== Document excerpt

Will the Ozone Layer ever Heal? Here’s what to Expect


Most of us be it in high school or elementary school, must have heard about the ozone layer. And how it acts as a protective blanket that shields us from UV-radiations. Now, you’re going to be reading about it again but this time, it is about the possibility of the layer healing itself. And hopefully dissuade our concerns about the numerous dangers posed by the sun rays because of the compromised layer.

Where is the Ozone Layer

To some non-science geeks, the ozone layer may sound abstract and seem like it doesn’t exist, just a sort of science gibberish. Well, I’m here to tell you that it actually does. 

But where is it? 

The ozone layer is actually located in the lower portion of the stratosphere. Now, the stratosphere is a layer of the earth’s atmosphere that’s just above the troposphere. The troposphere is the layer closest to the earth’s surface and basically a host to our weather (rain, cloud and snow). Scientists have discovered that most of the ozone, i.e about 90% on earth, is concentrated in the stratosphere. 

You may be wondering how much of it is present. It has been calculated to be in the parts-per-million units. 1 ppm is so minute and could be simply understood as 32 seconds out of a year! The stratosphere is known to contain 2-8 ppm of ozone. This is due to the temperature changes that occur in this region.

What’s the Rave about the Ozone Layer?

A lot of reports and studies have been done on the stratospheric ozone layer. In fact, policies have been put in place to protect it from further damage. 

Why is this so? What is so special about this ozone?

====
== Record extracts

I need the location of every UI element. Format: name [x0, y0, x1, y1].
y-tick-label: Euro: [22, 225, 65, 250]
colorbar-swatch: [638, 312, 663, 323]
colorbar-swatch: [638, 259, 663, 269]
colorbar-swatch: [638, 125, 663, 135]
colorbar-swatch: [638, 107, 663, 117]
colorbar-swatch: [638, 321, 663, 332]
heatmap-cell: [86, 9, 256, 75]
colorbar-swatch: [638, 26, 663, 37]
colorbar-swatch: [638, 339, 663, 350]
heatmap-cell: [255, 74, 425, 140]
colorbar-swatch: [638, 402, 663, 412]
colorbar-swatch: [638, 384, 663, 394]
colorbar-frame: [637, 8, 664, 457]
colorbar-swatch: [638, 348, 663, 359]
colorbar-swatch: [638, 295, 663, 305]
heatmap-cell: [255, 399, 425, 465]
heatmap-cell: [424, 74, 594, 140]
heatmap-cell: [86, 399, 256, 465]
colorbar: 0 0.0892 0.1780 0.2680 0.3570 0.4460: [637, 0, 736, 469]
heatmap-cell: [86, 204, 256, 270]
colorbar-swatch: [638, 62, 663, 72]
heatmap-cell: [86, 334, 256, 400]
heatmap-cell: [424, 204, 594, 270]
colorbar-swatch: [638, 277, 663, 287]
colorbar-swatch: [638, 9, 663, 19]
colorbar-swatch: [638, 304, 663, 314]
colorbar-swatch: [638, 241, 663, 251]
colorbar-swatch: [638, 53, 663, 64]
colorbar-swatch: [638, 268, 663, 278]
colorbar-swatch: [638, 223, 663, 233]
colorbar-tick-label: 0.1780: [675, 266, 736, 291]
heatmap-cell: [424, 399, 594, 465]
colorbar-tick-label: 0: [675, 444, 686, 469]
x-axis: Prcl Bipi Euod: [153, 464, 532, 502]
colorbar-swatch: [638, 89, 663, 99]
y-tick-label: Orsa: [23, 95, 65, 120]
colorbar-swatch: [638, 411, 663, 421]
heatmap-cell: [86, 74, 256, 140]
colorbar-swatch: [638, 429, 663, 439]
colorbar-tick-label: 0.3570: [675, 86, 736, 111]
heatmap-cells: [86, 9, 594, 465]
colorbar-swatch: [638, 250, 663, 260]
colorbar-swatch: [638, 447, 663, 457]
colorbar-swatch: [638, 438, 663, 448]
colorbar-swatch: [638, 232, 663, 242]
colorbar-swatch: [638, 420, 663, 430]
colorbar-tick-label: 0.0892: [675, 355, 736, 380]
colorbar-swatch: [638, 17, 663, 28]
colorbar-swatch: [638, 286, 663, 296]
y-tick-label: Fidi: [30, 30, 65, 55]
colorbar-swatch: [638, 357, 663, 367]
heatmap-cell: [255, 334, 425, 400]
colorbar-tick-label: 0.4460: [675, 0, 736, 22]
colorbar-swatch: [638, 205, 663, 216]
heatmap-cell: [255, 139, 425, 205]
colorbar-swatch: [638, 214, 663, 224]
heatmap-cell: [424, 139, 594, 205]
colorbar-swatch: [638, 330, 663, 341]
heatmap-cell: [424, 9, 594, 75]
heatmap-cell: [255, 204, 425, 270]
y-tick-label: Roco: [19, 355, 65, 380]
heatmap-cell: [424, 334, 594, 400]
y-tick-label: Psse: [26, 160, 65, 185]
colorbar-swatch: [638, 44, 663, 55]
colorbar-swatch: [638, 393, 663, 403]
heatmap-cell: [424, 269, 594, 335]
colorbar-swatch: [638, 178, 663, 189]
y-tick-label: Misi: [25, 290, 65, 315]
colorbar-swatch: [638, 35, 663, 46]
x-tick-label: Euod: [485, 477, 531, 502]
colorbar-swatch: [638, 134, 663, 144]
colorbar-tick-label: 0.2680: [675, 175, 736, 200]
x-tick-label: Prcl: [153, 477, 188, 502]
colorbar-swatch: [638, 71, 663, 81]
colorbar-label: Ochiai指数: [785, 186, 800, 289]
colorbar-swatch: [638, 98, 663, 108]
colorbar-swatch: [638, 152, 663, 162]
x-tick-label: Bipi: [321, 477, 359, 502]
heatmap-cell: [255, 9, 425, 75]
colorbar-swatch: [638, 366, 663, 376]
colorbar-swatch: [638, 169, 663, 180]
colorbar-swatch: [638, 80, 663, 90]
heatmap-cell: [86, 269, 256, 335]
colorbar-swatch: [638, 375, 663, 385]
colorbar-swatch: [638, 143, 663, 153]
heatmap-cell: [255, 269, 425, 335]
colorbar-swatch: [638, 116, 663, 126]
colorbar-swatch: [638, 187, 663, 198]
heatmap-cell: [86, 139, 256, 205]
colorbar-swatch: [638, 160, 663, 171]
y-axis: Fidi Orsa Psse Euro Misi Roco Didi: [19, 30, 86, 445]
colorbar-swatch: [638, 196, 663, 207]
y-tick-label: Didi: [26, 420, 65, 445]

====

__Problem set__:
A) Answer these questions from the ozone layer article, one answer per line, each marked like its question:
(i) In which part of the atmosphere is the ozone layer located?
(ii) About what share of the earth's ozone is concentrated in the stratosphere?
(iii) How many parts per million of ozone is the stratosphere known to contain?
B) Rewrite the part of the ozone layer article that opens with the words containing "But where is" and closes with "the Ozone Layer?", replacing "troposphere" with "lower atmosphere".
C) Continue the ozone layer article from its last sentence.

__Responses for each task__:
A)
(i) The lower portion of the stratosphere
(ii) About 90%
(iii) 2-8 ppm

B)
But where is it? 

The ozone layer is actually located in the lower portion of the stratosphere. Now, the stratosphere is a layer of the earth’s atmosphere that’s just above the lower atmosphere. The lower atmosphere is the layer closest to the earth’s surface and basically a host to our weather (rain, cloud and snow). Scientists have discovered that most of the ozone, i.e about 90% on earth, is concentrated in the stratosphere. 

You may be wondering how much of it is present. It has been calculated to be in the parts-per-million units. 1 ppm is so minute and could be simply understood as 32 seconds out of a year! The stratosphere is known to contain 2-8 ppm of ozone. This is due to the temperature changes that occur in this region.

What’s the Rave about the Ozone Layer?

C)
Well in the later part of the 19th century, some scientists discovered that some wavelengths of UV-light were blocked by a molecule in the stratosphere. This molecule turned out to be ozone. The UV-radiations were later found to cause skin cancers and increase skin aging, damage human DNA, and cause a number of other harmful effects to humans and plants. You see, if ozone was completely absent, the amount of UV-radiations earth received, would have decimated most life on it. This is why we should be concerned about the substances that could reduce the production of stratospheric ozone and take action into regulating their usage. 

The Ozone-oxygen cycle

So far, we’ve been talking about ozone and its usefulness to life. But right now, we will take time to know how it is formed and its involvement in reducing the amount of UV-light reaching us. The mechanism by which this happens is best illustrated with the ozone-oxygen cycle.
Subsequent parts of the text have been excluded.